◆ **TASK STATEMENT**: Select from the records below every line that has the word "text" in it.

◆ **SUPPLIED DATA**:

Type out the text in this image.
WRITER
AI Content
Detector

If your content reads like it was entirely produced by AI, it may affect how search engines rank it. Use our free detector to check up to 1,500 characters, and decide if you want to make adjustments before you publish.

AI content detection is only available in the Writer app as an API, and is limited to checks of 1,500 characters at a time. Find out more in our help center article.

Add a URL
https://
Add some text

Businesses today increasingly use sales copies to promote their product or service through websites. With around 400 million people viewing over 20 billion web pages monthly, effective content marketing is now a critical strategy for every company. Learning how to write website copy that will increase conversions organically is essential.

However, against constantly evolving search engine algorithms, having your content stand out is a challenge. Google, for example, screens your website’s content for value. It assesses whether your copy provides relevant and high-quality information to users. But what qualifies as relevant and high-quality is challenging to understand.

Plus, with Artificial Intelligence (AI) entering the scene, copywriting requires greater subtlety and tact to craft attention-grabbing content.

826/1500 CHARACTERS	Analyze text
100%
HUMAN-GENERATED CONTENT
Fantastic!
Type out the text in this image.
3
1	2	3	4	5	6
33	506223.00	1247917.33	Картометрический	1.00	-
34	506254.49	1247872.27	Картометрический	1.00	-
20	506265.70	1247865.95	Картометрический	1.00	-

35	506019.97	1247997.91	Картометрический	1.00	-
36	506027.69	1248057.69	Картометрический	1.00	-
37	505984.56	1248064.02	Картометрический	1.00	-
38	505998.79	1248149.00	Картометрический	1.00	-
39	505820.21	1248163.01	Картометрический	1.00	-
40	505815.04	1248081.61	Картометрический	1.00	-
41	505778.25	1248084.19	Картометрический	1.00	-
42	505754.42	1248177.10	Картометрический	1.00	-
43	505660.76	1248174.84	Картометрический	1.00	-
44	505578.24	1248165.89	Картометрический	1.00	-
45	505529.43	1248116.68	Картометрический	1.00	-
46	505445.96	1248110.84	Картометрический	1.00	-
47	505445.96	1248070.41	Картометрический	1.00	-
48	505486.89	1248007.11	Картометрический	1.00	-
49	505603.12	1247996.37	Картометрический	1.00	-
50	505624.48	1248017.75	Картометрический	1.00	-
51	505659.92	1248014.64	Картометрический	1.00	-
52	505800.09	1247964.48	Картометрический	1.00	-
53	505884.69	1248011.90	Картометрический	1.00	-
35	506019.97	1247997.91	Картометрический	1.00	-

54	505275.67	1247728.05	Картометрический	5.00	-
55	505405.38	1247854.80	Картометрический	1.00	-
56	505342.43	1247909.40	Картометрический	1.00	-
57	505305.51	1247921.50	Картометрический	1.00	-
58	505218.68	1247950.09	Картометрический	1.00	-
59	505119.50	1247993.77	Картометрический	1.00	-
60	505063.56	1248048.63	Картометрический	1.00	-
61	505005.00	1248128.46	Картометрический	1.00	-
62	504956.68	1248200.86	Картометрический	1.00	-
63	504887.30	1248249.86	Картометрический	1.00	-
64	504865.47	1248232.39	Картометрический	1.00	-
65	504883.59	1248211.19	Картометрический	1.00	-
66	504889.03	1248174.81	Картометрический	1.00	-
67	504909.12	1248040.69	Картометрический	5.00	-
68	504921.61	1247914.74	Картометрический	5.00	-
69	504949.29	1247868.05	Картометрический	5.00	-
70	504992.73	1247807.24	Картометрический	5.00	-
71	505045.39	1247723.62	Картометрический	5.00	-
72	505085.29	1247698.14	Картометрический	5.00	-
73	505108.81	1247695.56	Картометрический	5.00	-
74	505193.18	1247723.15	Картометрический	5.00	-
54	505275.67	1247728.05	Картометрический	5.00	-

◆ **THE RESPONSE**:
Type out the text in this image.
Add some text
826/1500 CHARACTERS	Analyze text
Type out the text in this image.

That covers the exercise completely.